Excerpted data –

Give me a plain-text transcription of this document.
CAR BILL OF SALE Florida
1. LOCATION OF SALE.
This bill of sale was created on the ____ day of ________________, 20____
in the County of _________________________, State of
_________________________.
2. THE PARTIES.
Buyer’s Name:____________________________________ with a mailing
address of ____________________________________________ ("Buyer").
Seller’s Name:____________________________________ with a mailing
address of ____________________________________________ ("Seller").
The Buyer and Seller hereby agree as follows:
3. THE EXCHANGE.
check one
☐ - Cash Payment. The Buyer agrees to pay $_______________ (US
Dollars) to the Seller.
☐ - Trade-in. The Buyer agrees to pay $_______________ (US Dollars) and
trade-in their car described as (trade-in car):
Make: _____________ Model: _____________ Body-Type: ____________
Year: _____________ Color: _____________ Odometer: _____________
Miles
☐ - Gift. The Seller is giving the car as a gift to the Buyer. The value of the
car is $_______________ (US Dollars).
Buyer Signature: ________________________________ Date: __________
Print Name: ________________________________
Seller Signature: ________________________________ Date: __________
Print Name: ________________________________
---
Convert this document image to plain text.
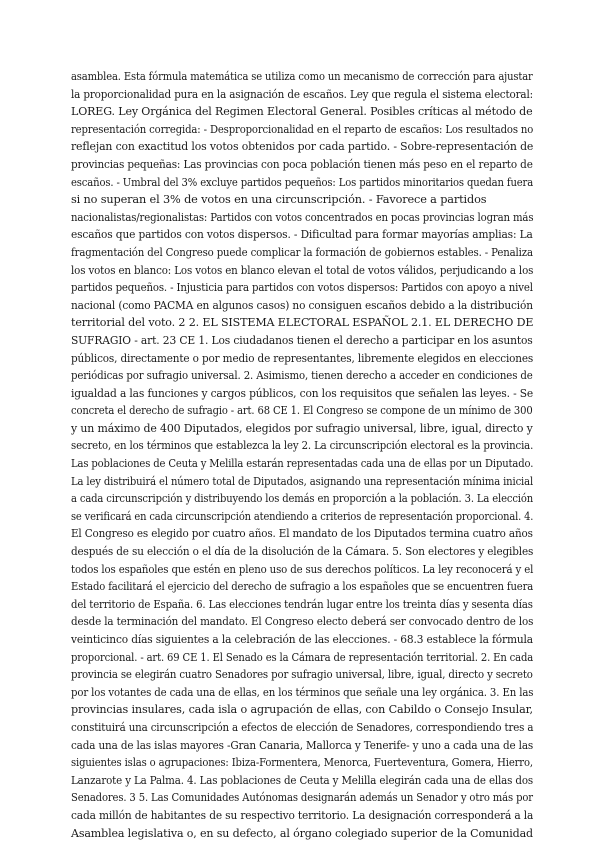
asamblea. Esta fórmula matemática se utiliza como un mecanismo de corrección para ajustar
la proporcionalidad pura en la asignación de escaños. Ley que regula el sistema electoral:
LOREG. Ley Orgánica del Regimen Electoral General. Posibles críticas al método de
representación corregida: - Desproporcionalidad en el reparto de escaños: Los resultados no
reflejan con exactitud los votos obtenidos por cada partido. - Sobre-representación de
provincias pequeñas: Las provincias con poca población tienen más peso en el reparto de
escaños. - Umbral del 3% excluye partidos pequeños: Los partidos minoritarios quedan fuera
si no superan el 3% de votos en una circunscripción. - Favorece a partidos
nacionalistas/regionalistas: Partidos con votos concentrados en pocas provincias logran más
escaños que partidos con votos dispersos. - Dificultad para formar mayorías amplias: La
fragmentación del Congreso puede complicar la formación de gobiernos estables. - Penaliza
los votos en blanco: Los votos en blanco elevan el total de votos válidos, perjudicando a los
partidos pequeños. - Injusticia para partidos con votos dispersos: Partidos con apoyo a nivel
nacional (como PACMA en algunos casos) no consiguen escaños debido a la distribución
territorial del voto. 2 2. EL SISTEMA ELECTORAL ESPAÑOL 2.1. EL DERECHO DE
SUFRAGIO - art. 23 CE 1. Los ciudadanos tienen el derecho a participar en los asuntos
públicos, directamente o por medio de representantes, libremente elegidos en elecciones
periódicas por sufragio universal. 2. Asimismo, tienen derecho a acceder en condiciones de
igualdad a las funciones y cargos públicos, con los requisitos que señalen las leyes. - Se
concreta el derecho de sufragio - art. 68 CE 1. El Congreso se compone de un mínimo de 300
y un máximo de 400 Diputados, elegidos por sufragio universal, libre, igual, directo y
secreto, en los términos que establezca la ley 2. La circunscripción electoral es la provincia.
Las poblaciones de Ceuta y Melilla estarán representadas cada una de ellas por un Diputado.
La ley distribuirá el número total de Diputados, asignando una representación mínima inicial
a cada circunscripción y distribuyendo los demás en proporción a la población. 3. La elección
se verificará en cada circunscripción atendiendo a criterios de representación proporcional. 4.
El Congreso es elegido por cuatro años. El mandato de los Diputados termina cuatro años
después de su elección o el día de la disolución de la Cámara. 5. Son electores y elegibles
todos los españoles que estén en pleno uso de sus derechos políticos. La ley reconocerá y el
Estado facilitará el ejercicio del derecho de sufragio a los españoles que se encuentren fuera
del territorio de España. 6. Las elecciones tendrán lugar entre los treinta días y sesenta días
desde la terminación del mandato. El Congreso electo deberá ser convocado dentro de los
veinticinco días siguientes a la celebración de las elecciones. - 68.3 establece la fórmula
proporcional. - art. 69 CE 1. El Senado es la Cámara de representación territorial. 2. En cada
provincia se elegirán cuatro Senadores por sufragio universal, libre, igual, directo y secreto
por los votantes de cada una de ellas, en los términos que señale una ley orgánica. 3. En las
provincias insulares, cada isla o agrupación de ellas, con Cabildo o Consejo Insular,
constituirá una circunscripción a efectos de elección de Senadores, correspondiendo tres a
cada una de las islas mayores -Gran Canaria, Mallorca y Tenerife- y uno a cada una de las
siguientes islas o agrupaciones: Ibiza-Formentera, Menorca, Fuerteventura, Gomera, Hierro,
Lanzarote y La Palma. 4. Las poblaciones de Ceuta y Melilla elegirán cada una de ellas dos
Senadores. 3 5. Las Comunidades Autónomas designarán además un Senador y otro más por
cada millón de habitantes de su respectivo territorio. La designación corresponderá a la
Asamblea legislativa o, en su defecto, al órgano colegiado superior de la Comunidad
==
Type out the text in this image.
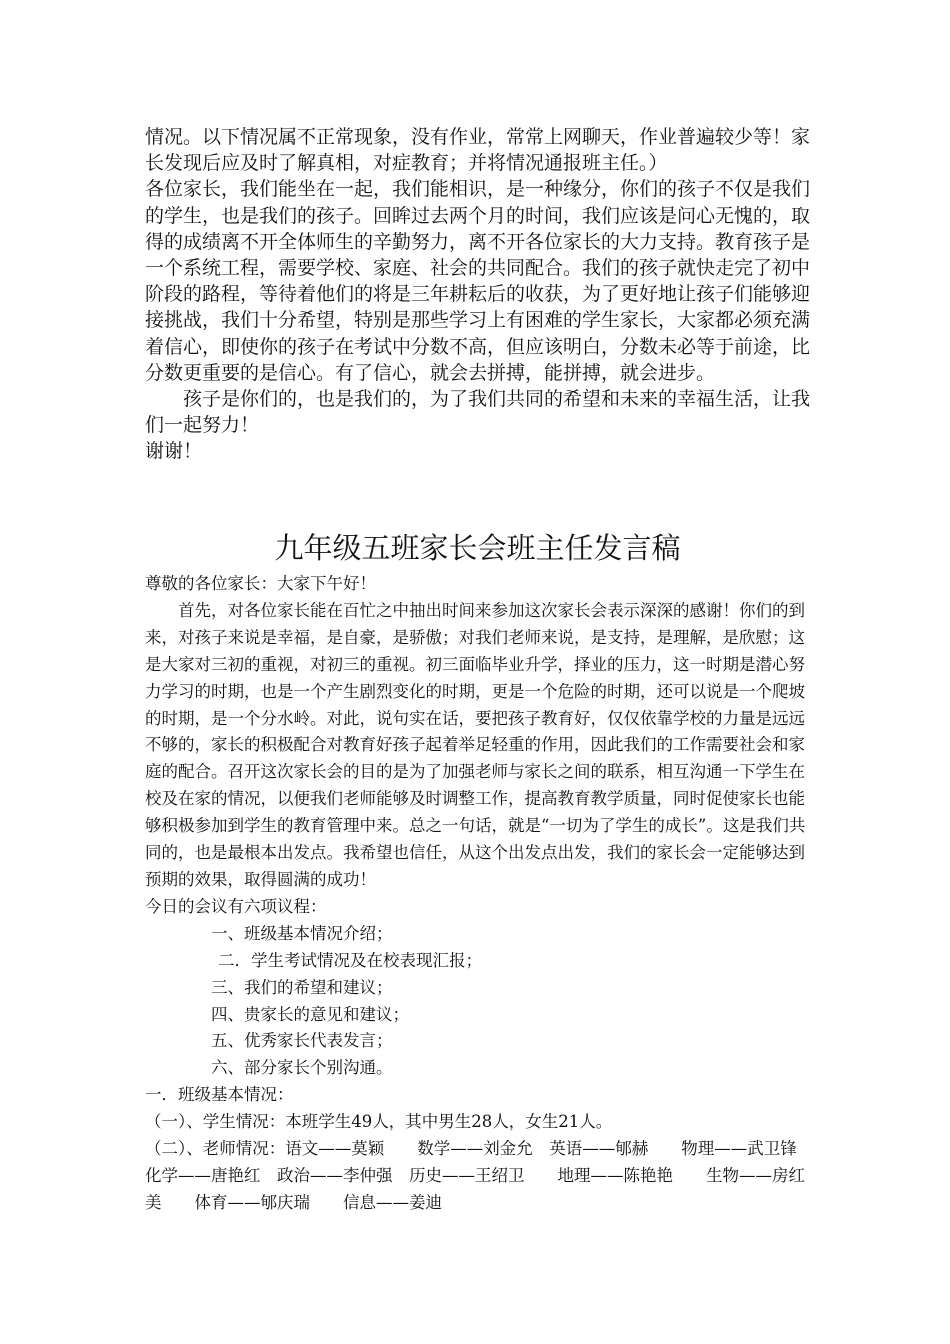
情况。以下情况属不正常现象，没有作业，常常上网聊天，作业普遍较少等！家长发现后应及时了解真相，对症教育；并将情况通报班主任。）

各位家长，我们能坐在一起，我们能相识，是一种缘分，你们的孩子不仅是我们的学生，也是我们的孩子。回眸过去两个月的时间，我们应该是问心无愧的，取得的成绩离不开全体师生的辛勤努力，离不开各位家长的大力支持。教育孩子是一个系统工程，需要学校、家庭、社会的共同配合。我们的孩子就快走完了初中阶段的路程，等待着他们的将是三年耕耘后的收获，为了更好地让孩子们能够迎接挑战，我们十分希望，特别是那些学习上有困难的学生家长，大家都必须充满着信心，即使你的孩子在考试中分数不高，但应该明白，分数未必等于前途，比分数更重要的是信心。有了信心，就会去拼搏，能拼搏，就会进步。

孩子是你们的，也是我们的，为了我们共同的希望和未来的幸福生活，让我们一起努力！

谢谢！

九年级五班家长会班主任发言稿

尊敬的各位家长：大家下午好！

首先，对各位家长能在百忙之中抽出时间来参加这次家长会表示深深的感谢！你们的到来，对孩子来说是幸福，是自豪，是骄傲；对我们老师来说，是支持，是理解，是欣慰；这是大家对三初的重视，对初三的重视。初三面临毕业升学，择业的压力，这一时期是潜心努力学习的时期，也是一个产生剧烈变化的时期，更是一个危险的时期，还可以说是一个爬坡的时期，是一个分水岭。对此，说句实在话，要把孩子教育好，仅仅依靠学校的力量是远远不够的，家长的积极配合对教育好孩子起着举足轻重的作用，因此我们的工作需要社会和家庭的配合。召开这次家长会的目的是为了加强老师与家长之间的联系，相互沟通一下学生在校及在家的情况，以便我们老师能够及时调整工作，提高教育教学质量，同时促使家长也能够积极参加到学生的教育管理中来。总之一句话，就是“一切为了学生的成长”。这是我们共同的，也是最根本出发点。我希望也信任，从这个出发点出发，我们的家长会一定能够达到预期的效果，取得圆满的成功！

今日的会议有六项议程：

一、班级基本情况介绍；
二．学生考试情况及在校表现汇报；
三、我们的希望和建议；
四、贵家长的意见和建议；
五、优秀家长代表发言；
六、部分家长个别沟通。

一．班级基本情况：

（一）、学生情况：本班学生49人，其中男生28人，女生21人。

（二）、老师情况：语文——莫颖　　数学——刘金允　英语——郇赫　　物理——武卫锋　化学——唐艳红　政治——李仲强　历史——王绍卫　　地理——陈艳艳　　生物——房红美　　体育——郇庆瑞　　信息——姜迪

Short task –
Which lines contain the word "Congreso"? Return each of them.

Response to the exercise –
fragmentación del Congreso puede complicar la formación de gobiernos estables. - Penaliza
concreta el derecho de sufragio - art. 68 CE 1. El Congreso se compone de un mínimo de 300
El Congreso es elegido por cuatro años. El mandato de los Diputados termina cuatro años
desde la terminación del mandato. El Congreso electo deberá ser convocado dentro de los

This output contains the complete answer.